# Actions to take:
A – In the Weight Watchers forum thread, what snack did Bev have at work?
B – Continue the Weight Watchers forum thread from its last line.

# Weight Watchers



## *Bev* (Dec 20, 2005)

Hi Ladies

I'm at work and a packet of something naughty is winking at me, any chance someone could 'point' it for me?!  If you have a points calculator to hand?  Kcal =196 and Sat Fat = 0.9

Thanks in advance.

Bev


----------



## ~ S ~ (Oct 27, 2003)

Step away from the norty treats Bev  

I'm on a horrible diet too  

S xx


----------



## *Bev* (Dec 20, 2005)

The problem is, I will eat it anyway very soon, so i'm better having the information to readjust my dinner!!


----------



## ~ S ~ (Oct 27, 2003)




----------



## JLEA (Jun 8, 2006)

3 points Bev


----------



## *Bev* (Dec 20, 2005)

Thats great, thank you SO much!!  Yum Yum!!


----------



## JLEA (Jun 8, 2006)

I can't add up for toffee but I'm pretty good at working out ww points!  but did a double check to be sure, don't want to be giving you duff info!!  Enjoy your treat


----------



## *Bev* (Dec 20, 2005)

LOL!!

Roast Beef Monster Munch!!  40g bag!!

I've done really well today and i've planned my evening meal, I replaced the Monster Munch for my afternoon snack so that was an extra 1.5 really... I will still save 3 for the weekend despite my naughtiness!!


----------



## sarahstewart (Aug 4, 2005)

Are they only 3 points?? I LOVE roast beef monster munch!!!!


----------



## ~ S ~ (Oct 27, 2003)

# Provided information:
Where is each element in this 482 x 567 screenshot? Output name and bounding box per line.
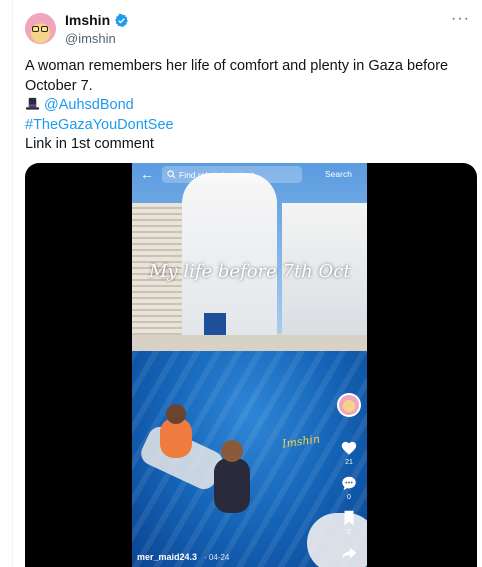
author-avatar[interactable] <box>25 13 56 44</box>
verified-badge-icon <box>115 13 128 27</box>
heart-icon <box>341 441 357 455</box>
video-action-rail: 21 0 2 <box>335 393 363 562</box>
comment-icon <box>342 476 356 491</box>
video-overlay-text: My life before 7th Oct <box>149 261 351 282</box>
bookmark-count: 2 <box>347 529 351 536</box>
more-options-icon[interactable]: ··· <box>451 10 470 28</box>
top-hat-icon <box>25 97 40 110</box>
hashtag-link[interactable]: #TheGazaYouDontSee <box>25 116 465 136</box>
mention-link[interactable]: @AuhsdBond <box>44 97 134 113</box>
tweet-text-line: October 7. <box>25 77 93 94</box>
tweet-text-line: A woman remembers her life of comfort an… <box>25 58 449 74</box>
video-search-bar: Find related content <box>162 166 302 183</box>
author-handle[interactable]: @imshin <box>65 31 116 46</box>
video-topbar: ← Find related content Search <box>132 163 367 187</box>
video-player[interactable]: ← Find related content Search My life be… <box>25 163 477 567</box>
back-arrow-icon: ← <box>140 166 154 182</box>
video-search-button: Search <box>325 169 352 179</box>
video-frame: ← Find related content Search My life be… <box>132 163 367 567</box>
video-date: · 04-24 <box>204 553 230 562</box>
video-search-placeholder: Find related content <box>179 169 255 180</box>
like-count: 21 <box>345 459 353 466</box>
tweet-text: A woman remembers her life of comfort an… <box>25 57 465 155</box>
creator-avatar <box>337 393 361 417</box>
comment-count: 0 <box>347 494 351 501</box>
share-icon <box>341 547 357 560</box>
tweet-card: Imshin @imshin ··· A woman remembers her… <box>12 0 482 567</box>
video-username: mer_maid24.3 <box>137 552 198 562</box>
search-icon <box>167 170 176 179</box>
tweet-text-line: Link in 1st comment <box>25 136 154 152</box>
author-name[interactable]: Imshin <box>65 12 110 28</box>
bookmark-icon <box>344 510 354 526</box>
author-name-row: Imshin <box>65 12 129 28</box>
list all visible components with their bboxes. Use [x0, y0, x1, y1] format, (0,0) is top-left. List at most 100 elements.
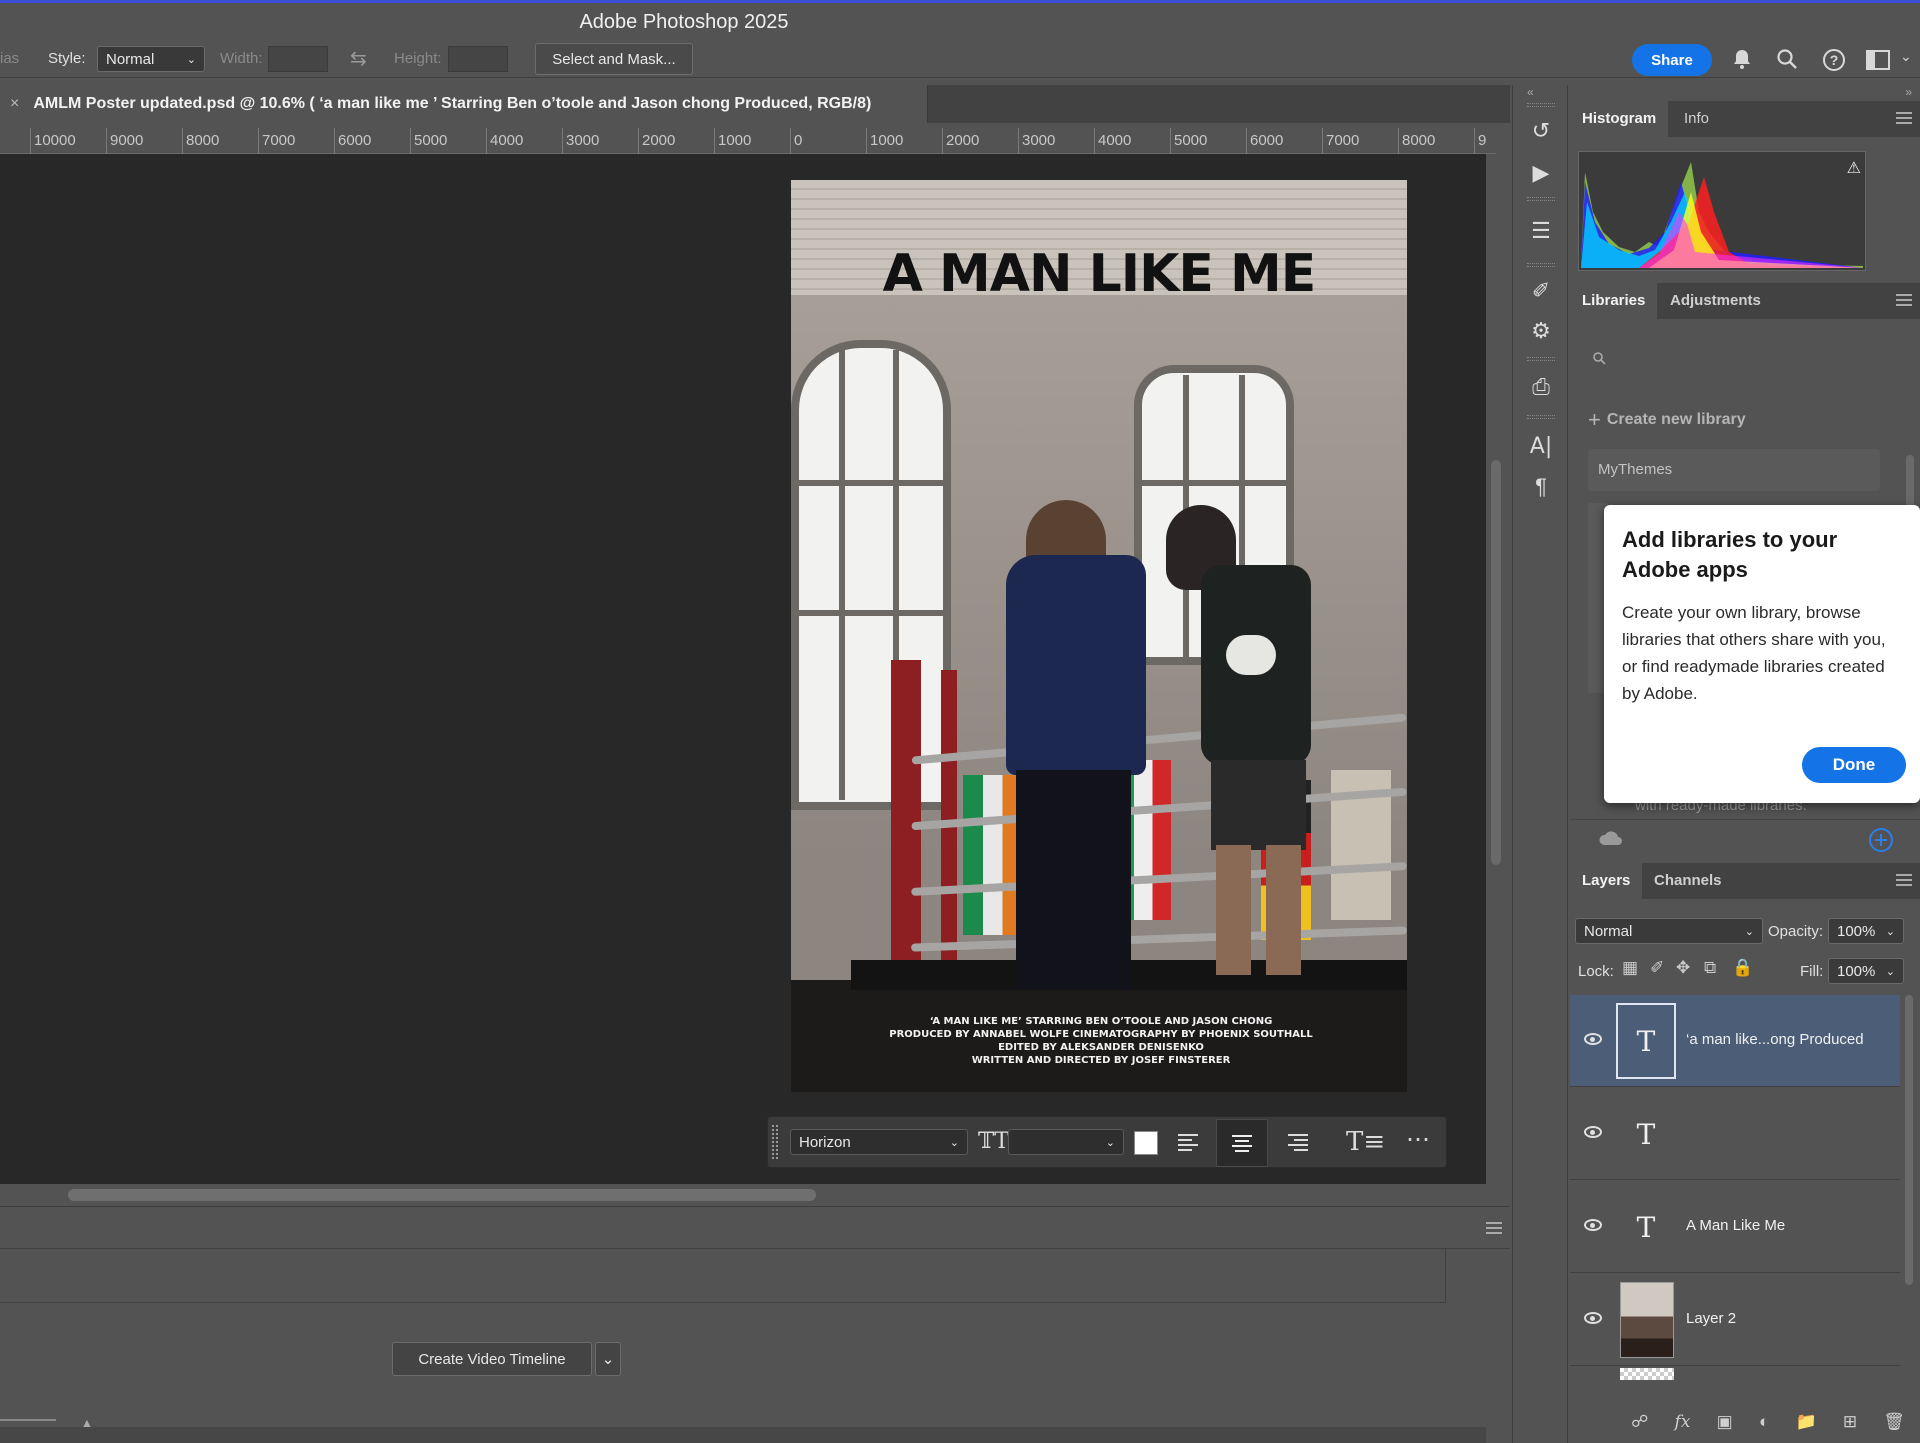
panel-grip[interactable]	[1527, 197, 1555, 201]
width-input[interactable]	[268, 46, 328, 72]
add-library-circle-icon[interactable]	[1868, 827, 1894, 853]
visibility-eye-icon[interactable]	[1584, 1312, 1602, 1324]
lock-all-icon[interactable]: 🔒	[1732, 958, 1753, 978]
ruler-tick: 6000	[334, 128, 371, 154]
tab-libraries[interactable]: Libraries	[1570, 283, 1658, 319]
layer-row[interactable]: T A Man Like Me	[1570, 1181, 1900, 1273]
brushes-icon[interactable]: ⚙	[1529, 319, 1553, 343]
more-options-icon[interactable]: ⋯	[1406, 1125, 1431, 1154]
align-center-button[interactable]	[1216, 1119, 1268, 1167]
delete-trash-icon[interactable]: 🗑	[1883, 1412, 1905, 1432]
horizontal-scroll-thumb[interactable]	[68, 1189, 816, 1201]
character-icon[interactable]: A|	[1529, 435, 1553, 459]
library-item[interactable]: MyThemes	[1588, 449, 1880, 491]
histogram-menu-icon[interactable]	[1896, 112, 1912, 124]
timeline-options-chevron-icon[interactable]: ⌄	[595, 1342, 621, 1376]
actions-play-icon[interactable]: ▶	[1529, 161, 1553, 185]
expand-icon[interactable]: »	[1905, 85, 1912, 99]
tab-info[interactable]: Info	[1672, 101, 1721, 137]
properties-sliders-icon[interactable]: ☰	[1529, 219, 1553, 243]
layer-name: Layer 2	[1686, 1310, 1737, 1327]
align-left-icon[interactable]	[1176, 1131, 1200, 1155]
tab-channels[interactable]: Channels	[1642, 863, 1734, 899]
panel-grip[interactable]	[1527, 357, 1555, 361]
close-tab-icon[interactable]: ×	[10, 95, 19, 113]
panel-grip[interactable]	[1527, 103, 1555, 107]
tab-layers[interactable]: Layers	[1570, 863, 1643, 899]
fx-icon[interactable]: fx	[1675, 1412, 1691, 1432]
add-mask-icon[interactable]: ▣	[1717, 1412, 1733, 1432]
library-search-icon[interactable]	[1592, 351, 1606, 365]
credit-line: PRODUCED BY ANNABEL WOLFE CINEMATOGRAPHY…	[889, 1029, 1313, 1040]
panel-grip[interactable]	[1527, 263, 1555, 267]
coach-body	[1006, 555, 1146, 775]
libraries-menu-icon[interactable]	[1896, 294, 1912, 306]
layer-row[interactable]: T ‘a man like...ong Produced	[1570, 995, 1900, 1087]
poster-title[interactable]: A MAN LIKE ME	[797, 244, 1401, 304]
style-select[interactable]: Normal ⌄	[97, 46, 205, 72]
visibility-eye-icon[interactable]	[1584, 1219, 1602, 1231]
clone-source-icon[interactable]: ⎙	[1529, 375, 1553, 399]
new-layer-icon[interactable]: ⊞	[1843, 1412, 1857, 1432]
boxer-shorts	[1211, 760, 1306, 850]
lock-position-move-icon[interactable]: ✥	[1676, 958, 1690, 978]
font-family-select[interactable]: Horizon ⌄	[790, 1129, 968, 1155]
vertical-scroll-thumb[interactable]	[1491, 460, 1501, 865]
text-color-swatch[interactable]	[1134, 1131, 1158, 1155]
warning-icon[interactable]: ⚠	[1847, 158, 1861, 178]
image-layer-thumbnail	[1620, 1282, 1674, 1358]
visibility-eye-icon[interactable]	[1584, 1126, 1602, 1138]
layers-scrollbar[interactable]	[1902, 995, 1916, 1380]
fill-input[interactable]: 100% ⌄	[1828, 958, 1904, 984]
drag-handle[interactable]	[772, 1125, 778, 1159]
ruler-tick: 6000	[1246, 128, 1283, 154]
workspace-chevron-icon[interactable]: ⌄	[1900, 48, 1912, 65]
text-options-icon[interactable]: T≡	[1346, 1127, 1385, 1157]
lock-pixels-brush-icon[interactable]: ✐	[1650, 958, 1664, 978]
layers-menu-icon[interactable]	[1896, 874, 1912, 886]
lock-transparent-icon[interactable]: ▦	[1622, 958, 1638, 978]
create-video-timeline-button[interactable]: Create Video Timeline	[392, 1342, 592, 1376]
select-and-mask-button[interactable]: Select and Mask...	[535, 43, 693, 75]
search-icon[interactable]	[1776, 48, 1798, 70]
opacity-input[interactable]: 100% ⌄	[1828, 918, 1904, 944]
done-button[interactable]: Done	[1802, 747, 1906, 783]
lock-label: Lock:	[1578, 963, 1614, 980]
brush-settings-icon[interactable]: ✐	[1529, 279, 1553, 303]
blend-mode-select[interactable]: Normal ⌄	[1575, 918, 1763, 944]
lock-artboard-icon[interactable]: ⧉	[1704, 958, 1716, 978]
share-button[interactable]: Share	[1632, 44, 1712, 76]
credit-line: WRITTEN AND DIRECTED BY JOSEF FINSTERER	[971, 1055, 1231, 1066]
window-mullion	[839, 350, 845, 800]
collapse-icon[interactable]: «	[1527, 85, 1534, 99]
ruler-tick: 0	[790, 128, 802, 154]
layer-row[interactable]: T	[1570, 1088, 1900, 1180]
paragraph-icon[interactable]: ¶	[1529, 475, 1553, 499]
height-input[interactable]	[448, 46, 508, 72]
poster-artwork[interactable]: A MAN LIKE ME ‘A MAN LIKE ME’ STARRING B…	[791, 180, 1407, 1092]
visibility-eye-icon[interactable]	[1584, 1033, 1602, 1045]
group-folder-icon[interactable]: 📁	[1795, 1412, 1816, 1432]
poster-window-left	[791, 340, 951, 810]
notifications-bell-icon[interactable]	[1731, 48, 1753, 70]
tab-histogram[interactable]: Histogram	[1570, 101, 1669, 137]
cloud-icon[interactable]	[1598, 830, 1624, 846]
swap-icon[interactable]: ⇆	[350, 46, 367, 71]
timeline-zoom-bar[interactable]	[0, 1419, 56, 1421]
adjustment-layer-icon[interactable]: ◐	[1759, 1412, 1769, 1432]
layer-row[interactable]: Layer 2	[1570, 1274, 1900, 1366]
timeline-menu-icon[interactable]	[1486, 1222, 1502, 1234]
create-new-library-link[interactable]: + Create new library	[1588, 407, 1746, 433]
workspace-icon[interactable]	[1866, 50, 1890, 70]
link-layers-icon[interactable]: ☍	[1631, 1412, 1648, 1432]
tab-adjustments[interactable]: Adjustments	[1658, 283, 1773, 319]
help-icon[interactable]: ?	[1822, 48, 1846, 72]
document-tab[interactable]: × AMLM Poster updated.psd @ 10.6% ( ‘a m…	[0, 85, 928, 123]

# Task answers:
A – A 40g bag of Roast Beef Monster Munch.

B –
Oh Bev I LOVE monster munch.....I didn't even know you could still buy the beef flavour (pickled onion was always my downfall  )


----------



## Mish3434 (Dec 14, 2004)

I love PO Munster Munch, wow my mouth is watering just thinking about it. I used to buy a six pack and scoff the lot during one evening     , I've stopped buying them because of it  

x


----------



## sarahstewart (Aug 4, 2005)

me too!!!  My local shop offered to get me a box in just for me!!!    



The weightwatchers BBQ crisp things are nice for 1 point you can buy them on-line.


----------



## *Bev* (Dec 20, 2005)

Oh didn't realise i'd started something with this thread    Monster Munch rule!  Beef has just come back in stores, just the BEST!!  Thanks for the tip Sarah, I tend to try to stick with NORMAL off the shelf stuff as I find the WW stuff quite fake tasting, but i'll give them a go, i've just got myself some WW cookies..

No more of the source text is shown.